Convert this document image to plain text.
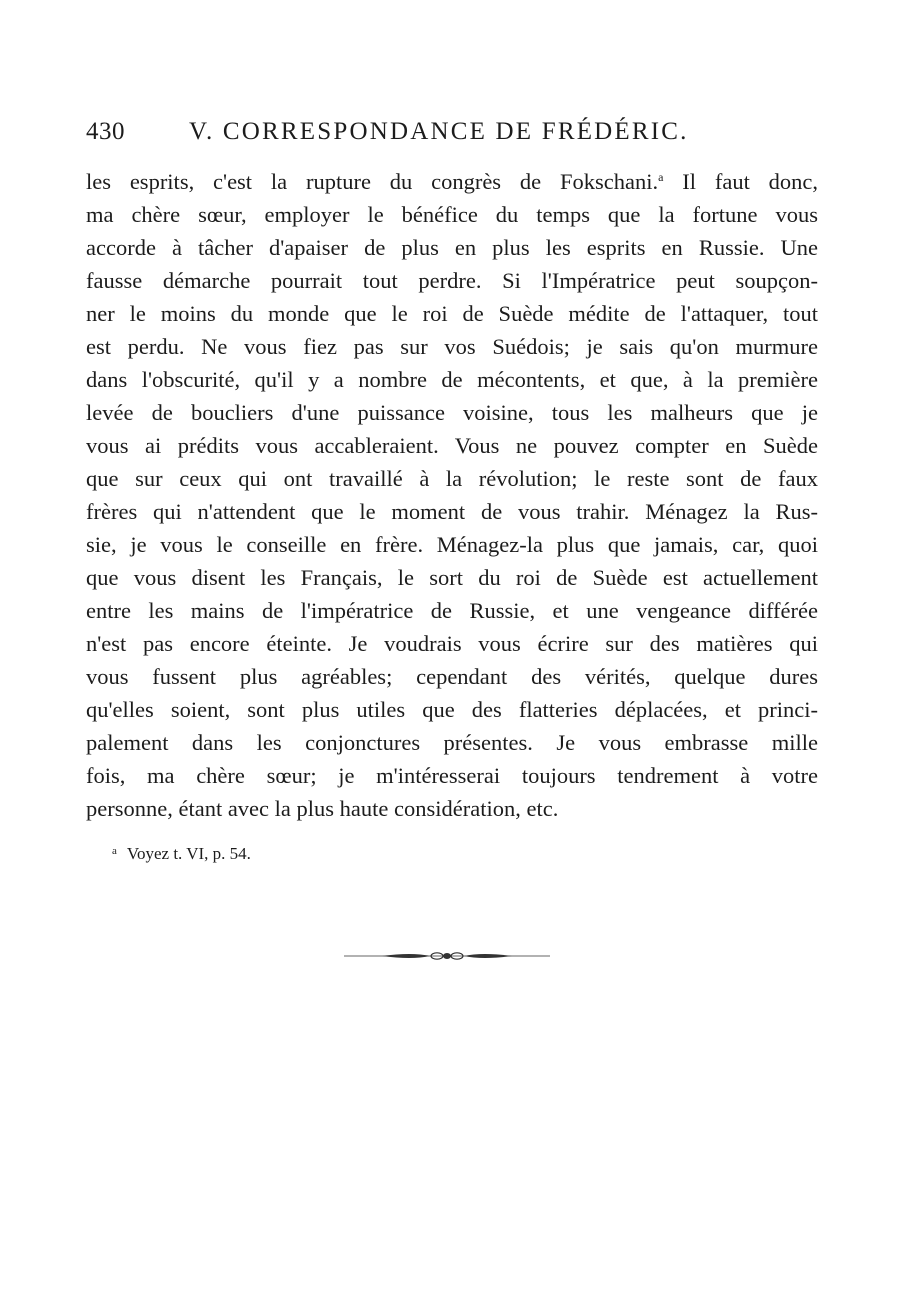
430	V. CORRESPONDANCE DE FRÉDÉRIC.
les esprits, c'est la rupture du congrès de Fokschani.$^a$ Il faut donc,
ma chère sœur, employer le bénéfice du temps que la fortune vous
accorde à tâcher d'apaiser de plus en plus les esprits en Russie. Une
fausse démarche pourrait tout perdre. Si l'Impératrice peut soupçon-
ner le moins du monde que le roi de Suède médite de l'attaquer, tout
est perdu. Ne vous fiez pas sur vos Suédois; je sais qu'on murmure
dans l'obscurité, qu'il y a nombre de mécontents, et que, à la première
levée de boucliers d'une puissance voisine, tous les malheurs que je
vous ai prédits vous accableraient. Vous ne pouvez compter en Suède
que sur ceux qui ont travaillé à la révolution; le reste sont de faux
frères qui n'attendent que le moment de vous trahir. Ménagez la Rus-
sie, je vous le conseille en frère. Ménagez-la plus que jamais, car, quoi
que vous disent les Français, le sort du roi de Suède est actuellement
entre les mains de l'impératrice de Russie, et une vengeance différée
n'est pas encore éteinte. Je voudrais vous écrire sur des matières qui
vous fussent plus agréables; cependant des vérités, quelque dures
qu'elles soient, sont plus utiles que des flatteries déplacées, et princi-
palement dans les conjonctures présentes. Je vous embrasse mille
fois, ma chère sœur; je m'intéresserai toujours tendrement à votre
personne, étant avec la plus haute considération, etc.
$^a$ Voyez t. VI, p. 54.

==

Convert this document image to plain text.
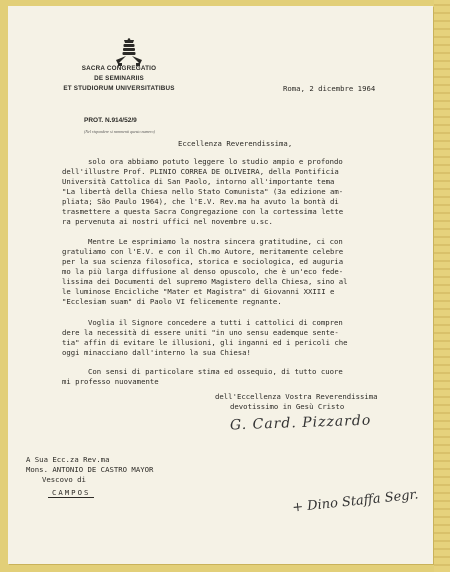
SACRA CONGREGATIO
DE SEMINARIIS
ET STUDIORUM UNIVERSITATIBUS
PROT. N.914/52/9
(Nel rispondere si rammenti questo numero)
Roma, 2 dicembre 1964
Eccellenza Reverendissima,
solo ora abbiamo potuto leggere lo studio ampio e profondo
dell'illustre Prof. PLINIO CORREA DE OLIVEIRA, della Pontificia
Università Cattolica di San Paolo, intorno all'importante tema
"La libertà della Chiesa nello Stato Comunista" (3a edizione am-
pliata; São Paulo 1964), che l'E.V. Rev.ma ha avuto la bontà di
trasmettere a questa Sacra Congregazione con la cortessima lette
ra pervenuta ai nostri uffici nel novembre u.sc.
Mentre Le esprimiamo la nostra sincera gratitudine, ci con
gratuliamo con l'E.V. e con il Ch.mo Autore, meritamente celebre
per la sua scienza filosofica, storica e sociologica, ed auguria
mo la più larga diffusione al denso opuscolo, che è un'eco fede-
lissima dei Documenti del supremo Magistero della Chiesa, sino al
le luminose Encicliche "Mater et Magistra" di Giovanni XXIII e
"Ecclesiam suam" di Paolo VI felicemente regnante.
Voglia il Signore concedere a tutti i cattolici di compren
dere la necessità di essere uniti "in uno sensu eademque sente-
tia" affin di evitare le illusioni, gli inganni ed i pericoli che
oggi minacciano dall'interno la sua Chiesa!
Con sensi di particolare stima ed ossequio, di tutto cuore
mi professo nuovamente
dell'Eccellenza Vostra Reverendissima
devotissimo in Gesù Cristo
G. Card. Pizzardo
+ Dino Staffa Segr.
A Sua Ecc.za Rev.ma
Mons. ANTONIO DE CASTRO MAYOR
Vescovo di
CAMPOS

*Task statement*:
Give only the number of lines in the data that hold the string "plus".

*The reply*:
5